(Direction): Your task is to transcribe all of the records exactly and leave out the pictures.

(Record set):
★ ★ ★ ★ ★ ★ ★

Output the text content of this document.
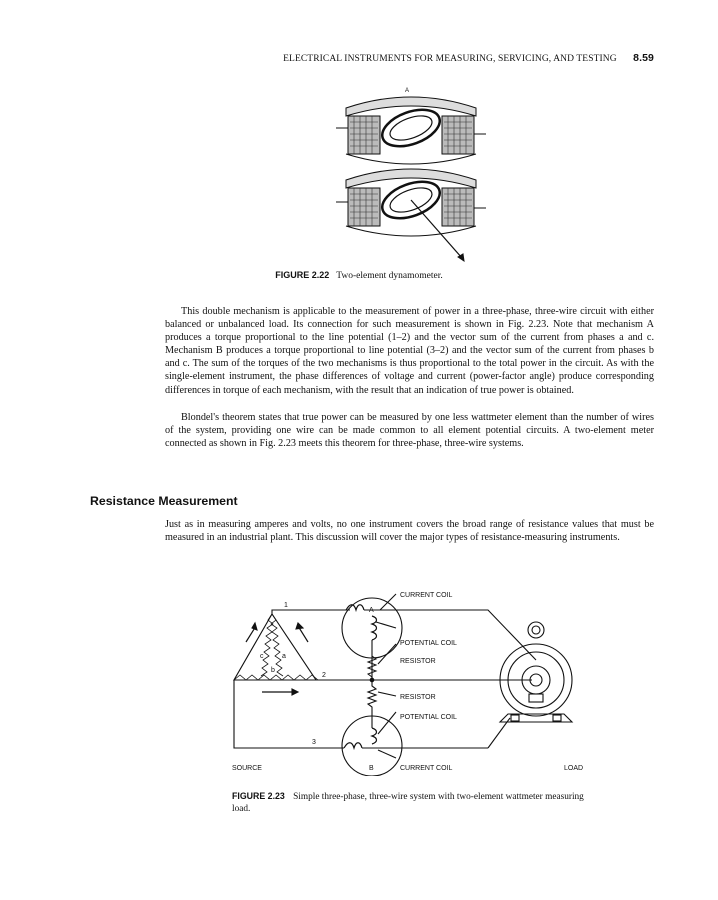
ELECTRICAL INSTRUMENTS FOR MEASURING, SERVICING, AND TESTING 8.59
A
FIGURE 2.22 Two-element dynamometer.

This double mechanism is applicable to the measurement of power in a three-phase, three-wire circuit with either balanced or unbalanced load. Its connection for such measurement is shown in Fig. 2.23. Note that mechanism A produces a torque proportional to the line potential (1–2) and the vector sum of the current from phases a and c. Mechanism B produces a torque proportional to line potential (3–2) and the vector sum of the current from phases b and c. The sum of the torques of the two mechanisms is thus proportional to the total power in the circuit. As with the single-element instrument, the phase differences of voltage and current (power-factor angle) produce corresponding differences in torque of each mechanism, with the result that an indication of true power is obtained.

Blondel's theorem states that true power can be measured by one less wattmeter element than the number of wires of the system, providing one wire can be made common to all element potential circuits. A two-element meter connected as shown in Fig. 2.23 meets this theorem for three-phase, three-wire systems.

Resistance Measurement

Just as in measuring amperes and volts, no one instrument covers the broad range of resistance values that must be measured in an industrial plant. This discussion will cover the major types of resistance-measuring instruments.

A
B
CURRENT COIL
POTENTIAL COIL
RESISTOR
RESISTOR
POTENTIAL COIL
CURRENT COIL
SOURCE	LOAD
1
2
3
c	a
b

FIGURE 2.23 Simple three-phase, three-wire system with two-element wattmeter measuring load.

★ ★ ★ ★ ★ ★ ★

(Problem solution):
Output the text content of this document.
ELECTRICAL INSTRUMENTS FOR MEASURING, SERVICING, AND TESTING 8.59
A
FIGURE 2.22 Two-element dynamometer.

This double mechanism is applicable to the measurement of power in a three-phase, three-wire circuit with either balanced or unbalanced load. Its connection for such measurement is shown in Fig. 2.23. Note that mechanism A produces a torque proportional to the line potential (1–2) and the vector sum of the current from phases a and c. Mechanism B produces a torque proportional to line potential (3–2) and the vector sum of the current from phases b and c. The sum of the torques of the two mechanisms is thus proportional to the total power in the circuit. As with the single-element instrument, the phase differences of voltage and current (power-factor angle) produce corresponding differences in torque of each mechanism, with the result that an indication of true power is obtained.

Blondel's theorem states that true power can be measured by one less wattmeter element than the number of wires of the system, providing one wire can be made common to all element potential circuits. A two-element meter connected as shown in Fig. 2.23 meets this theorem for three-phase, three-wire systems.

Resistance Measurement

Just as in measuring amperes and volts, no one instrument covers the broad range of resistance values that must be measured in an industrial plant. This discussion will cover the major types of resistance-measuring instruments.

A
B
CURRENT COIL
POTENTIAL COIL
RESISTOR
RESISTOR
POTENTIAL COIL
CURRENT COIL
SOURCE	LOAD
1
2
3
c	a
b

FIGURE 2.23 Simple three-phase, three-wire system with two-element wattmeter measuring load.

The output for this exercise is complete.